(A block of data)
+++++

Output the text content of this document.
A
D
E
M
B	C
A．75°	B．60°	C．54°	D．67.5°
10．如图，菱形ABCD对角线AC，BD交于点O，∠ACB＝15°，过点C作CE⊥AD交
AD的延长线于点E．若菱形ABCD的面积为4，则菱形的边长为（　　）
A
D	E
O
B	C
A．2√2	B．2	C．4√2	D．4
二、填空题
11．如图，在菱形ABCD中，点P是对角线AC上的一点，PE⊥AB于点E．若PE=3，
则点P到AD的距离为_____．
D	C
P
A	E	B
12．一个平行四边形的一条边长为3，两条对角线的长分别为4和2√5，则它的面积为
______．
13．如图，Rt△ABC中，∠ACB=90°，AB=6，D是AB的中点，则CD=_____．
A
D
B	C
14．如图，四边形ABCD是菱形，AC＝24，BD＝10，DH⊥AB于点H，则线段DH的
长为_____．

+++++

Write down the full listing again, exactly.

* _Task output_
Output the text content of this document.
A
D
E
M
B	C
A．75°	B．60°	C．54°	D．67.5°
10．如图，菱形ABCD对角线AC，BD交于点O，∠ACB＝15°，过点C作CE⊥AD交
AD的延长线于点E．若菱形ABCD的面积为4，则菱形的边长为（　　）
A
D	E
O
B	C
A．2√2	B．2	C．4√2	D．4
二、填空题
11．如图，在菱形ABCD中，点P是对角线AC上的一点，PE⊥AB于点E．若PE=3，
则点P到AD的距离为_____．
D	C
P
A	E	B
12．一个平行四边形的一条边长为3，两条对角线的长分别为4和2√5，则它的面积为
______．
13．如图，Rt△ABC中，∠ACB=90°，AB=6，D是AB的中点，则CD=_____．
A
D
B	C
14．如图，四边形ABCD是菱形，AC＝24，BD＝10，DH⊥AB于点H，则线段DH的
长为_____．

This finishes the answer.